** start RECORDS TO PROCESS **

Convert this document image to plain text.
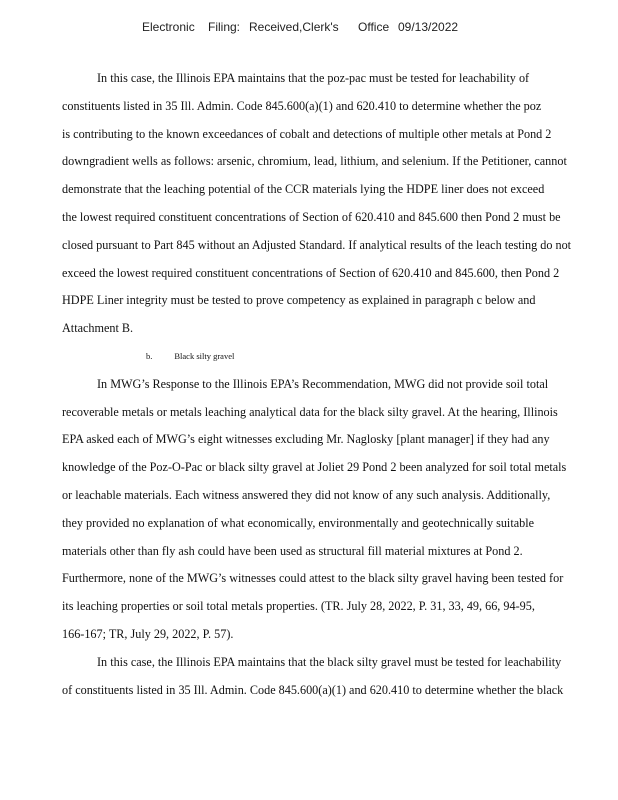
Electronic Filing: Received,Clerk's Office 09/13/2022
In this case, the Illinois EPA maintains that the poz-pac must be tested for leachability of
constituents listed in 35 Ill. Admin. Code 845.600(a)(1) and 620.410 to determine whether the poz
is contributing to the known exceedances of cobalt and detections of multiple other metals at Pond 2
downgradient wells as follows: arsenic, chromium, lead, lithium, and selenium. If the Petitioner, cannot
demonstrate that the leaching potential of the CCR materials lying the HDPE liner does not exceed
the lowest required constituent concentrations of Section of 620.410 and 845.600 then Pond 2 must be
closed pursuant to Part 845 without an Adjusted Standard. If analytical results of the leach testing do not
exceed the lowest required constituent concentrations of Section of 620.410 and 845.600, then Pond 2
HDPE Liner integrity must be tested to prove competency as explained in paragraph c below and
Attachment B.
b.	Black silty gravel
In MWG’s Response to the Illinois EPA’s Recommendation, MWG did not provide soil total
recoverable metals or metals leaching analytical data for the black silty gravel. At the hearing, Illinois
EPA asked each of MWG’s eight witnesses excluding Mr. Naglosky [plant manager] if they had any
knowledge of the Poz-O-Pac or black silty gravel at Joliet 29 Pond 2 been analyzed for soil total metals
or leachable materials. Each witness answered they did not know of any such analysis. Additionally,
they provided no explanation of what economically, environmentally and geotechnically suitable
materials other than fly ash could have been used as structural fill material mixtures at Pond 2.
Furthermore, none of the MWG’s witnesses could attest to the black silty gravel having been tested for
its leaching properties or soil total metals properties. (TR. July 28, 2022, P. 31, 33, 49, 66, 94-95,
166-167; TR, July 29, 2022, P. 57).
In this case, the Illinois EPA maintains that the black silty gravel must be tested for leachability
of constituents listed in 35 Ill. Admin. Code 845.600(a)(1) and 620.410 to determine whether the black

** end RECORDS TO PROCESS **

Copy every line of the data word for word, omitting the images.

RESULT BELOW
Convert this document image to plain text.
Electronic Filing: Received,Clerk's Office 09/13/2022
In this case, the Illinois EPA maintains that the poz-pac must be tested for leachability of
constituents listed in 35 Ill. Admin. Code 845.600(a)(1) and 620.410 to determine whether the poz
is contributing to the known exceedances of cobalt and detections of multiple other metals at Pond 2
downgradient wells as follows: arsenic, chromium, lead, lithium, and selenium. If the Petitioner, cannot
demonstrate that the leaching potential of the CCR materials lying the HDPE liner does not exceed
the lowest required constituent concentrations of Section of 620.410 and 845.600 then Pond 2 must be
closed pursuant to Part 845 without an Adjusted Standard. If analytical results of the leach testing do not
exceed the lowest required constituent concentrations of Section of 620.410 and 845.600, then Pond 2
HDPE Liner integrity must be tested to prove competency as explained in paragraph c below and
Attachment B.
b.	Black silty gravel
In MWG’s Response to the Illinois EPA’s Recommendation, MWG did not provide soil total
recoverable metals or metals leaching analytical data for the black silty gravel. At the hearing, Illinois
EPA asked each of MWG’s eight witnesses excluding Mr. Naglosky [plant manager] if they had any
knowledge of the Poz-O-Pac or black silty gravel at Joliet 29 Pond 2 been analyzed for soil total metals
or leachable materials. Each witness answered they did not know of any such analysis. Additionally,
they provided no explanation of what economically, environmentally and geotechnically suitable
materials other than fly ash could have been used as structural fill material mixtures at Pond 2.
Furthermore, none of the MWG’s witnesses could attest to the black silty gravel having been tested for
its leaching properties or soil total metals properties. (TR. July 28, 2022, P. 31, 33, 49, 66, 94-95,
166-167; TR, July 29, 2022, P. 57).
In this case, the Illinois EPA maintains that the black silty gravel must be tested for leachability
of constituents listed in 35 Ill. Admin. Code 845.600(a)(1) and 620.410 to determine whether the black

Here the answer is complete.